Return the data exactly, with all pictures removed.
%%
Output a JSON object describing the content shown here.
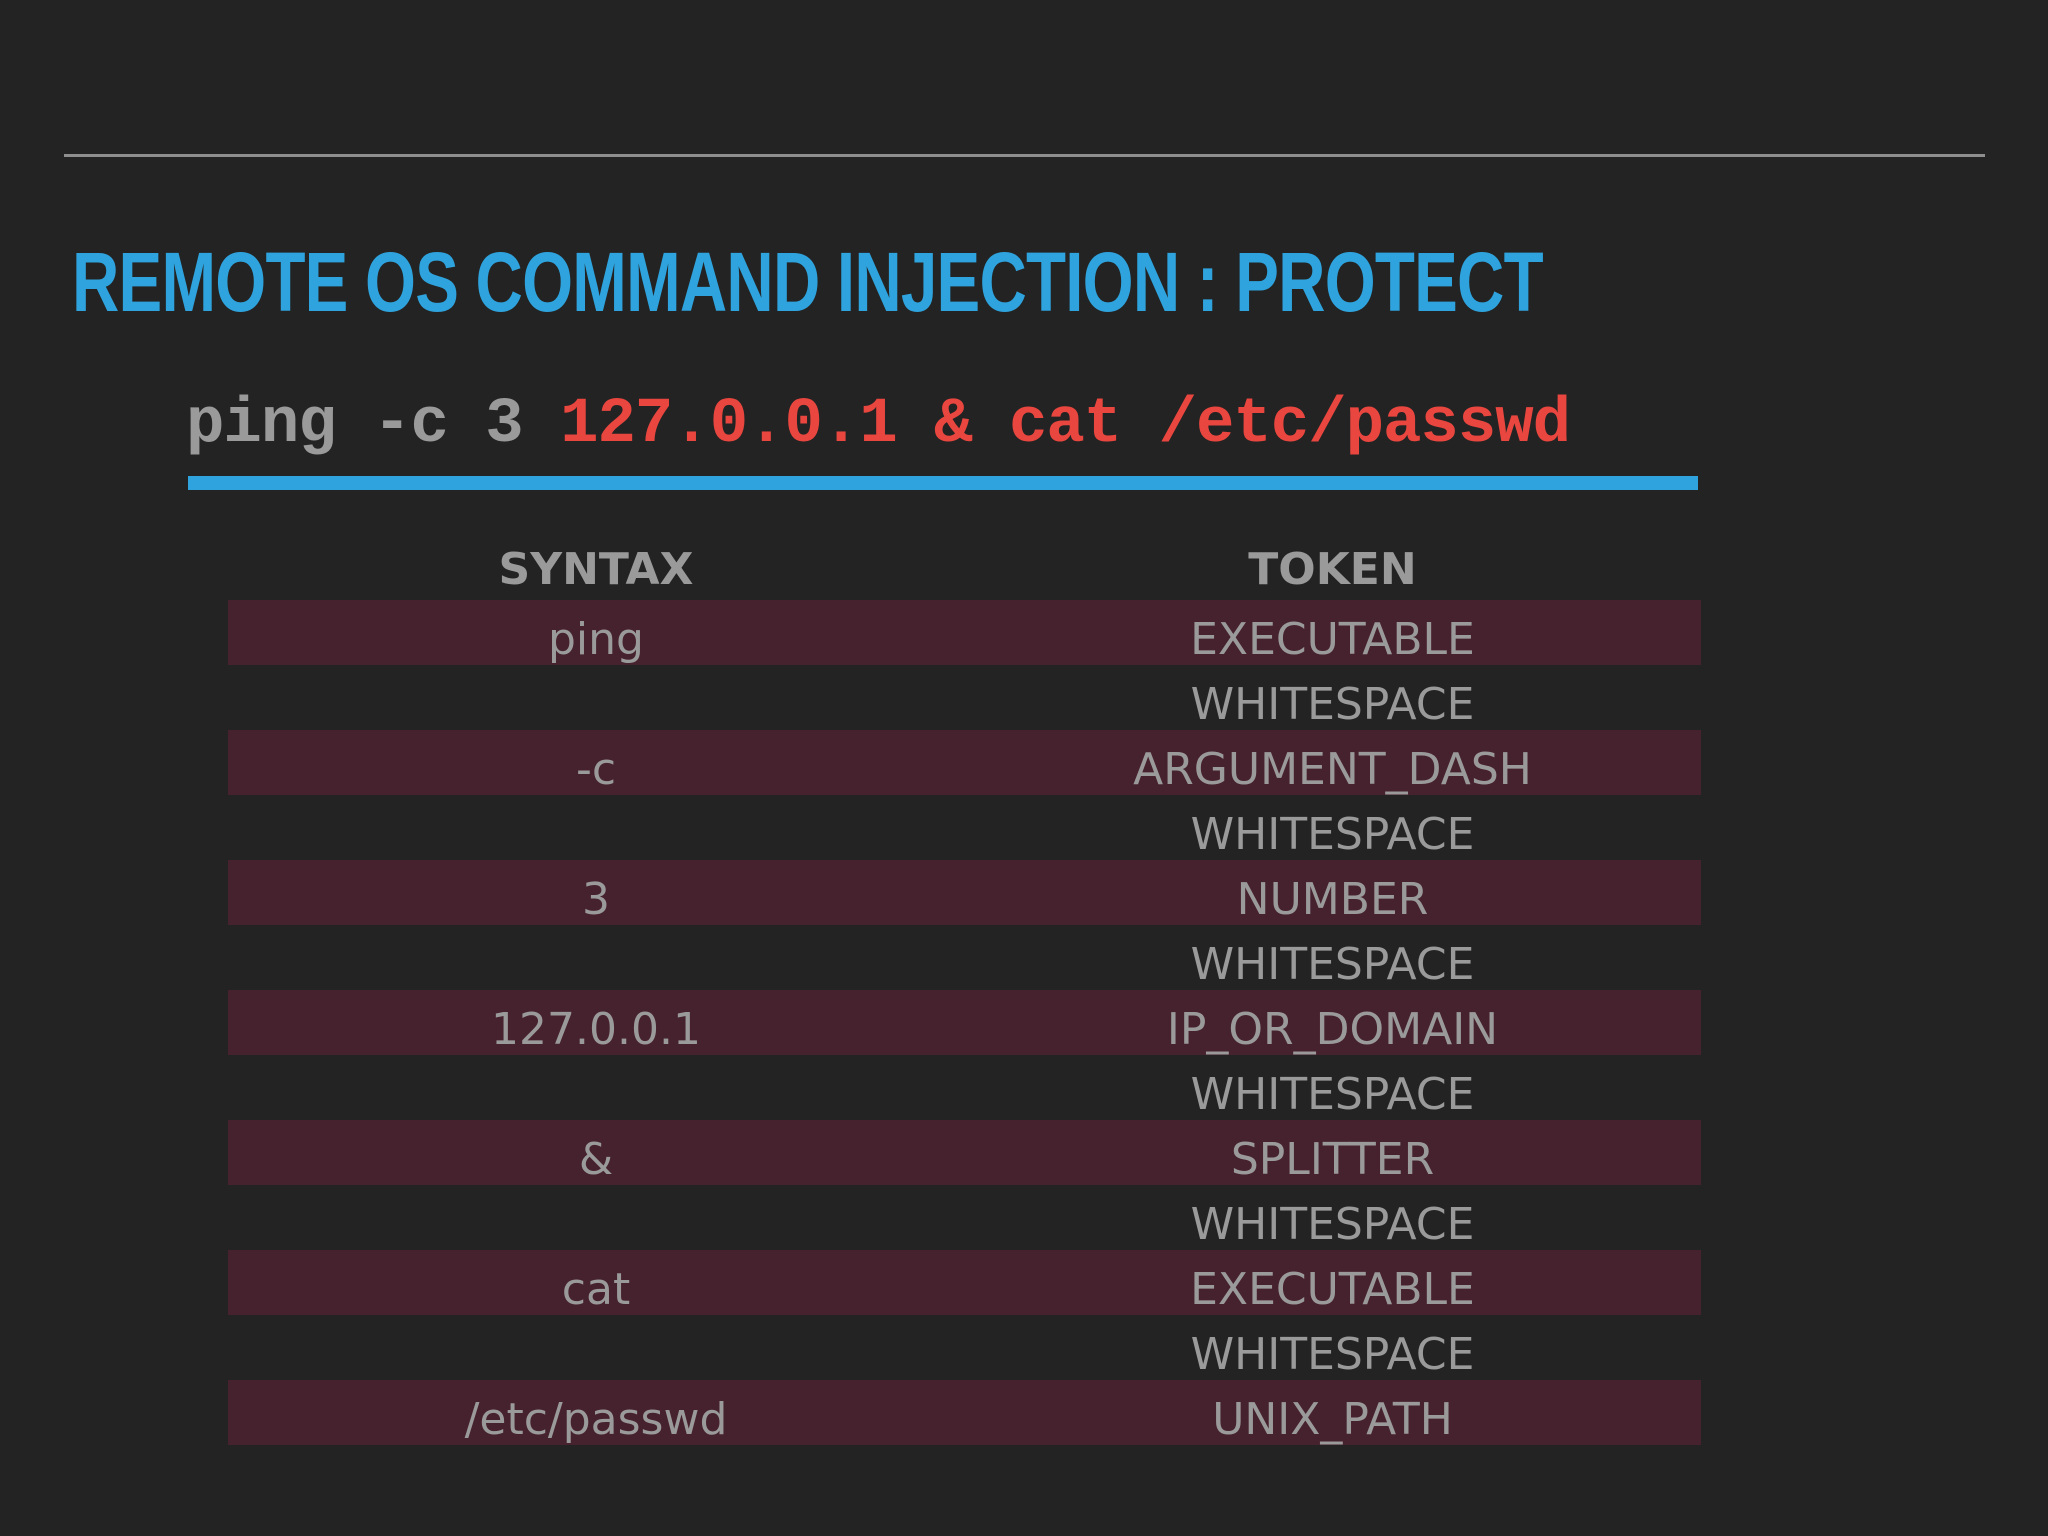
{
  "slide": {
    "title": "REMOTE OS COMMAND INJECTION : PROTECT",
    "command_prefix": "ping -c 3 ",
    "command_injected": "127.0.0.1 & cat /etc/passwd"
  },
  "table": {
    "headers": {
      "syntax": "SYNTAX",
      "token": "TOKEN"
    },
    "rows": [
      {
        "syntax": "ping",
        "token": "EXECUTABLE",
        "highlight": true
      },
      {
        "syntax": "",
        "token": "WHITESPACE",
        "highlight": false
      },
      {
        "syntax": "-c",
        "token": "ARGUMENT_DASH",
        "highlight": true
      },
      {
        "syntax": "",
        "token": "WHITESPACE",
        "highlight": false
      },
      {
        "syntax": "3",
        "token": "NUMBER",
        "highlight": true
      },
      {
        "syntax": "",
        "token": "WHITESPACE",
        "highlight": false
      },
      {
        "syntax": "127.0.0.1",
        "token": "IP_OR_DOMAIN",
        "highlight": true
      },
      {
        "syntax": "",
        "token": "WHITESPACE",
        "highlight": false
      },
      {
        "syntax": "&",
        "token": "SPLITTER",
        "highlight": true
      },
      {
        "syntax": "",
        "token": "WHITESPACE",
        "highlight": false
      },
      {
        "syntax": "cat",
        "token": "EXECUTABLE",
        "highlight": true
      },
      {
        "syntax": "",
        "token": "WHITESPACE",
        "highlight": false
      },
      {
        "syntax": "/etc/passwd",
        "token": "UNIX_PATH",
        "highlight": true
      }
    ]
  },
  "colors": {
    "background": "#232323",
    "title": "#2ea3dd",
    "injected": "#e8463f",
    "text": "#9a9a9a",
    "row_highlight": "#46212e"
  }
}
%%
Full response -
Output a JSON object describing the content shown here.
{
  "slide": {
    "title": "REMOTE OS COMMAND INJECTION : PROTECT",
    "command_prefix": "ping -c 3 ",
    "command_injected": "127.0.0.1 & cat /etc/passwd"
  },
  "table": {
    "headers": {
      "syntax": "SYNTAX",
      "token": "TOKEN"
    },
    "rows": [
      {
        "syntax": "ping",
        "token": "EXECUTABLE",
        "highlight": true
      },
      {
        "syntax": "",
        "token": "WHITESPACE",
        "highlight": false
      },
      {
        "syntax": "-c",
        "token": "ARGUMENT_DASH",
        "highlight": true
      },
      {
        "syntax": "",
        "token": "WHITESPACE",
        "highlight": false
      },
      {
        "syntax": "3",
        "token": "NUMBER",
        "highlight": true
      },
      {
        "syntax": "",
        "token": "WHITESPACE",
        "highlight": false
      },
      {
        "syntax": "127.0.0.1",
        "token": "IP_OR_DOMAIN",
        "highlight": true
      },
      {
        "syntax": "",
        "token": "WHITESPACE",
        "highlight": false
      },
      {
        "syntax": "&",
        "token": "SPLITTER",
        "highlight": true
      },
      {
        "syntax": "",
        "token": "WHITESPACE",
        "highlight": false
      },
      {
        "syntax": "cat",
        "token": "EXECUTABLE",
        "highlight": true
      },
      {
        "syntax": "",
        "token": "WHITESPACE",
        "highlight": false
      },
      {
        "syntax": "/etc/passwd",
        "token": "UNIX_PATH",
        "highlight": true
      }
    ]
  },
  "colors": {
    "background": "#232323",
    "title": "#2ea3dd",
    "injected": "#e8463f",
    "text": "#9a9a9a",
    "row_highlight": "#46212e"
  }
}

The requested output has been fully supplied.